→ **Raw data**
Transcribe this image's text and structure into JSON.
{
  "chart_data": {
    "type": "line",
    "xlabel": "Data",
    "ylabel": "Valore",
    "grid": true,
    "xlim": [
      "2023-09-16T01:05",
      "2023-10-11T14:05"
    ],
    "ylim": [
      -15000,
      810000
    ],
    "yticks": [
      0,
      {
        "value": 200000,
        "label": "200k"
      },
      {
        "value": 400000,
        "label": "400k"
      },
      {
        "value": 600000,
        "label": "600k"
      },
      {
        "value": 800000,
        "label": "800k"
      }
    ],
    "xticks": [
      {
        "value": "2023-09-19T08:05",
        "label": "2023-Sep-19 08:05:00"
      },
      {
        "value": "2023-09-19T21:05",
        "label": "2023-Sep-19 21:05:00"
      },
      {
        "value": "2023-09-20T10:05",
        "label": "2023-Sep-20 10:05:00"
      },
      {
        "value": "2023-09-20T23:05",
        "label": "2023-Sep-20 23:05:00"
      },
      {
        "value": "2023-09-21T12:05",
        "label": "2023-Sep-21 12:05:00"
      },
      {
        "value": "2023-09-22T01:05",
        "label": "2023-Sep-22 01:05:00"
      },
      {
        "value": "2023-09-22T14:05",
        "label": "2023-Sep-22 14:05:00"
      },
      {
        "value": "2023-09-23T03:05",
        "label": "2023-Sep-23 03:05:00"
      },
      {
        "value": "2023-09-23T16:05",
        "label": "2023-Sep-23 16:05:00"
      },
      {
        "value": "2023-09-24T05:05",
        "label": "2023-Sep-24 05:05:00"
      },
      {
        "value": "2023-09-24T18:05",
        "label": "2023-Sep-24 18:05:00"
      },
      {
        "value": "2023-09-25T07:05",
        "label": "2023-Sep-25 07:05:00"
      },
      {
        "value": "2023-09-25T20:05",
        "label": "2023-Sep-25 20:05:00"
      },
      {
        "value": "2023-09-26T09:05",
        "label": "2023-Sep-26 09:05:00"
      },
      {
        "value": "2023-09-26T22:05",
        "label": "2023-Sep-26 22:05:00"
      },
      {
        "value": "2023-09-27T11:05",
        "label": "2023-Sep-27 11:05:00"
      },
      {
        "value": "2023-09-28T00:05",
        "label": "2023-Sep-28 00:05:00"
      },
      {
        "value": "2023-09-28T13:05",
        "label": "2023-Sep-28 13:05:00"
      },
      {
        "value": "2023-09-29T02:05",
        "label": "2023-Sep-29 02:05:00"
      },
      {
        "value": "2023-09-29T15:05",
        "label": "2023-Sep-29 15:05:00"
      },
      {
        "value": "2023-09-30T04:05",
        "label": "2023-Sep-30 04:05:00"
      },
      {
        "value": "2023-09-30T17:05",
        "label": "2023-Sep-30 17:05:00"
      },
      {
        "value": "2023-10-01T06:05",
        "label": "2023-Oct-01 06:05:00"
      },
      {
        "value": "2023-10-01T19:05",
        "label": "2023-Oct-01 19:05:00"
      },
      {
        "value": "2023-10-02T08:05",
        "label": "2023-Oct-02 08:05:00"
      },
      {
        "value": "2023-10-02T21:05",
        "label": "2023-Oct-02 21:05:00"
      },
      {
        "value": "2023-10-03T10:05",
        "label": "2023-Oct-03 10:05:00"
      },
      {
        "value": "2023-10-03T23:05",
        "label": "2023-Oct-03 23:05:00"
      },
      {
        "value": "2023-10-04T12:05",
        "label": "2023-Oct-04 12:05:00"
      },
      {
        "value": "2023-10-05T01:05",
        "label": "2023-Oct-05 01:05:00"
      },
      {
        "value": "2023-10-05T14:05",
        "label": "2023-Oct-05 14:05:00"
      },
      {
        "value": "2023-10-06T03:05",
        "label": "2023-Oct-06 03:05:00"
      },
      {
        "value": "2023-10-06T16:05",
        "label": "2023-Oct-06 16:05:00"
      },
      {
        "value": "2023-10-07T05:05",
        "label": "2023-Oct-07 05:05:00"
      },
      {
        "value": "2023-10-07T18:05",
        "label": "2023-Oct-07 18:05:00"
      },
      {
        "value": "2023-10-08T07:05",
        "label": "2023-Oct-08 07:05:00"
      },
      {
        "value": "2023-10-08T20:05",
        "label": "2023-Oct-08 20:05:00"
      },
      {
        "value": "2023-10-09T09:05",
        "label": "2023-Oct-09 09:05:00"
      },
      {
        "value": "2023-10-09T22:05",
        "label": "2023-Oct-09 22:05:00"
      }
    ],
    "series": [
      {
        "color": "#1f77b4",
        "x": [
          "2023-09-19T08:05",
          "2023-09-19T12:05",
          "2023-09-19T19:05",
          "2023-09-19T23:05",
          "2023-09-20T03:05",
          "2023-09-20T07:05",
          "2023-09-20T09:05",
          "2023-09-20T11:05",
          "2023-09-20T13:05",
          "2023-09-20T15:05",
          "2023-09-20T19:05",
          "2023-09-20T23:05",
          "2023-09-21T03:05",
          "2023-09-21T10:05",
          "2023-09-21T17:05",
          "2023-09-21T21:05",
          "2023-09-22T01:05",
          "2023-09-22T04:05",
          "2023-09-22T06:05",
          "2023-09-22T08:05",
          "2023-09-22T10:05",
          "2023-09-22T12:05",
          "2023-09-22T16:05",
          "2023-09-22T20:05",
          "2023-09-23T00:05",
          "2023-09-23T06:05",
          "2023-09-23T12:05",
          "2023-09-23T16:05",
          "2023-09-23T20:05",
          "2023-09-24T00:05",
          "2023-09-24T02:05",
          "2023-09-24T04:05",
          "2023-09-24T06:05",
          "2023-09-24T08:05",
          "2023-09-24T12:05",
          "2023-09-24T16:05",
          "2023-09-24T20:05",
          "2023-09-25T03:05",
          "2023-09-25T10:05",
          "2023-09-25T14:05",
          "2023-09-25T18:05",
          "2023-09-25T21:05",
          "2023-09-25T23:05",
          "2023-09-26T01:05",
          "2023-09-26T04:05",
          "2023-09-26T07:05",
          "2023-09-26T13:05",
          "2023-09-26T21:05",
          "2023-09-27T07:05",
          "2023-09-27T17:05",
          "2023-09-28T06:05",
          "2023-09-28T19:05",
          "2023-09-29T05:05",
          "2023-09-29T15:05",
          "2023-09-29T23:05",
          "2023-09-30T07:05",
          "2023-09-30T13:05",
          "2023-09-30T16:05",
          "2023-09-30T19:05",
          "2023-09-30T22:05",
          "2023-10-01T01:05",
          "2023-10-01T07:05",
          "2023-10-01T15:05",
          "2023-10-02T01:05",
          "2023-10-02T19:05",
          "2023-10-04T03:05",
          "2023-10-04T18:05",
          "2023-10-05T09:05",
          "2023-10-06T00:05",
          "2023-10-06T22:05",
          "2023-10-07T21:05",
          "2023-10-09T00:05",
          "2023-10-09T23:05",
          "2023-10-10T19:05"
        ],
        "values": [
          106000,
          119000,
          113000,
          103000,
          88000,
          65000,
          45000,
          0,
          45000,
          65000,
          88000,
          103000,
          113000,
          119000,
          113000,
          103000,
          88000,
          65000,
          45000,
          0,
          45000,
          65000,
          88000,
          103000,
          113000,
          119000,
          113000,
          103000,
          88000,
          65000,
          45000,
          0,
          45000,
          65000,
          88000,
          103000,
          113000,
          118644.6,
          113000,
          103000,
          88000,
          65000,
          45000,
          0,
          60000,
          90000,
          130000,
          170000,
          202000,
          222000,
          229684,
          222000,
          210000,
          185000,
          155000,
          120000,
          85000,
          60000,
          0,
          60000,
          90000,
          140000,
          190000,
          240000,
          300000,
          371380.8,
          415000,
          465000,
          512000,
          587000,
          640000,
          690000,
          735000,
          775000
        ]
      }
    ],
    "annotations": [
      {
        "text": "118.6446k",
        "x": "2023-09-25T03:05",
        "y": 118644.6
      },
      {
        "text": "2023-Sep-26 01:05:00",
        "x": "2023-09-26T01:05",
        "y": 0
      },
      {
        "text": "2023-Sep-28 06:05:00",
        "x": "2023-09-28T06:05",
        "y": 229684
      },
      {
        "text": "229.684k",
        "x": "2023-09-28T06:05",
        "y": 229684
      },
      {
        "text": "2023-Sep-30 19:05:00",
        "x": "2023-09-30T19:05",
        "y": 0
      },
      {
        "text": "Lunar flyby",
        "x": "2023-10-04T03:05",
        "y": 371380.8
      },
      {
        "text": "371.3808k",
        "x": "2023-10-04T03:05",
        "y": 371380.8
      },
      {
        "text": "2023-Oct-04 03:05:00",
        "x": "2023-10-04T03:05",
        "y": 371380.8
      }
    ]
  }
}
* * *
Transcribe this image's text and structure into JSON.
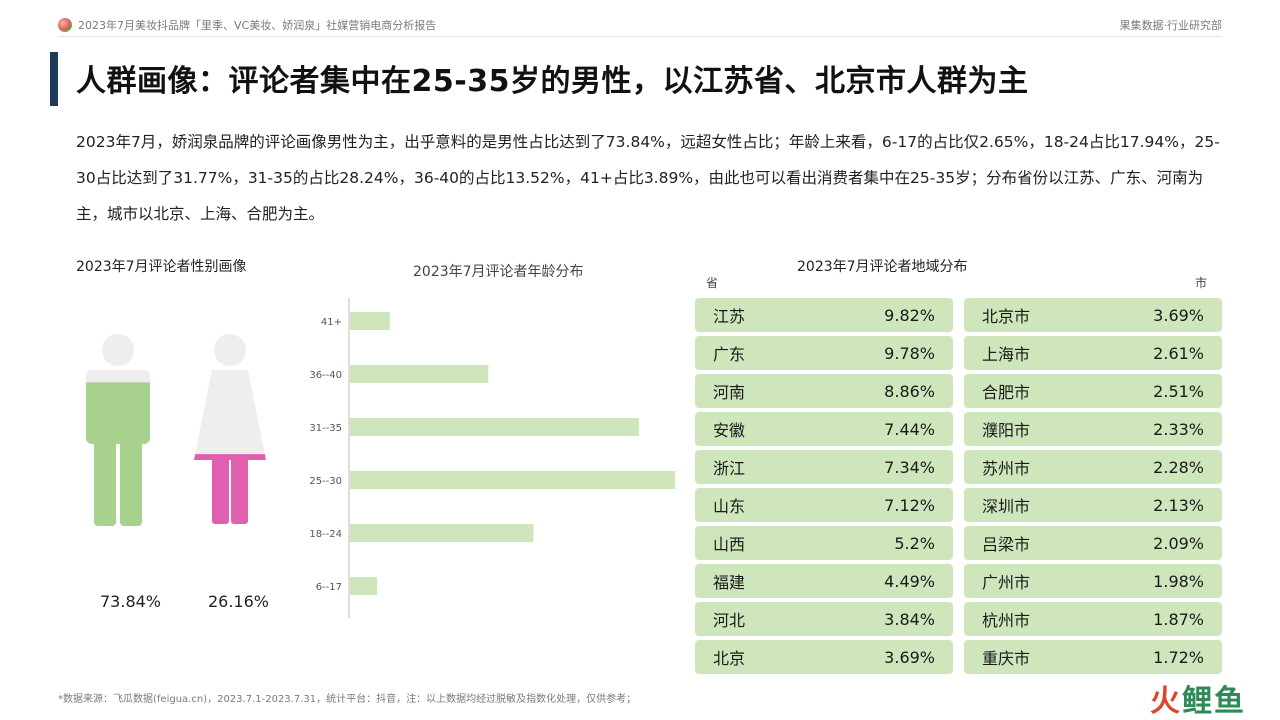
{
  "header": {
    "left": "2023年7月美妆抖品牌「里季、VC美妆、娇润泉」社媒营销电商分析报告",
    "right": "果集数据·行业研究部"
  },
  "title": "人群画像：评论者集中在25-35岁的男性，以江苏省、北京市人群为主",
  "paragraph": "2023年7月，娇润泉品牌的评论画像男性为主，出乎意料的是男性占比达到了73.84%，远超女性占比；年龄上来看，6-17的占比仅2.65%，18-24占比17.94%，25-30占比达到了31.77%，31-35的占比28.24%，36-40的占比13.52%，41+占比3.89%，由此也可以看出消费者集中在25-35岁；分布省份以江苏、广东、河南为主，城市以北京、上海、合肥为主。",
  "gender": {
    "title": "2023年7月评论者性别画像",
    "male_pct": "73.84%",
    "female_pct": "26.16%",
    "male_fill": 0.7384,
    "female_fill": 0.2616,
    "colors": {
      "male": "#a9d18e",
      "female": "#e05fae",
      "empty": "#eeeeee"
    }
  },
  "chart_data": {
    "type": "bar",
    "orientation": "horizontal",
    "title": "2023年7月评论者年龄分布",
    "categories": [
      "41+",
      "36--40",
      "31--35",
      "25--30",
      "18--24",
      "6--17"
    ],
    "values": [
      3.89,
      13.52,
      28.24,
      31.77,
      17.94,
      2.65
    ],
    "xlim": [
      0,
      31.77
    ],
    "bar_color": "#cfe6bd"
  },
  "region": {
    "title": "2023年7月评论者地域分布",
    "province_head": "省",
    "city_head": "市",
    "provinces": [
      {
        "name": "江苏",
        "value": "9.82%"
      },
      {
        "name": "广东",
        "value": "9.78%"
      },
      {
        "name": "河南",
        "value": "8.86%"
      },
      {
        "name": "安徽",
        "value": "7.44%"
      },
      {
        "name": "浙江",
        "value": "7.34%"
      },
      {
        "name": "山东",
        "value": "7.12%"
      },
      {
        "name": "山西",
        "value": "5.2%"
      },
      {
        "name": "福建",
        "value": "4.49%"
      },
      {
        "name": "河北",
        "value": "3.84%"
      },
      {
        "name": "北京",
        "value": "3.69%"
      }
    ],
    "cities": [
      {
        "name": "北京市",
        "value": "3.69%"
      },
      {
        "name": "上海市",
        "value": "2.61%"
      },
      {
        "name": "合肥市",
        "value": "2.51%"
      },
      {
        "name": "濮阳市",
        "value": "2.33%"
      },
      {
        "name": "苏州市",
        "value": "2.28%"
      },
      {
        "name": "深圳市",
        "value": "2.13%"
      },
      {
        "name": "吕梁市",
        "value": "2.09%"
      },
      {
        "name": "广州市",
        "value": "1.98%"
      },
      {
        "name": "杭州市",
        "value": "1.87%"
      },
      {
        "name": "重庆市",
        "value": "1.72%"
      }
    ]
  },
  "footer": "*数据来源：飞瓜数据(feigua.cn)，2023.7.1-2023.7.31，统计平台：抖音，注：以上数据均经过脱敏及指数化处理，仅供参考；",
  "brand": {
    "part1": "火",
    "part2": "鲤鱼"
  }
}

→ **What this task involves**
Find the string "text" in the entries above and return each line that holds it.

→ **Completed exercise**
Transcribe this image's text and structure into JSON.
        "text": "118.6446k",
        "text": "2023-Sep-26 01:05:00",
        "text": "2023-Sep-28 06:05:00",
        "text": "229.684k",
        "text": "2023-Sep-30 19:05:00",
        "text": "Lunar flyby",
        "text": "371.3808k",
        "text": "2023-Oct-04 03:05:00",
Transcribe this image's text and structure into JSON.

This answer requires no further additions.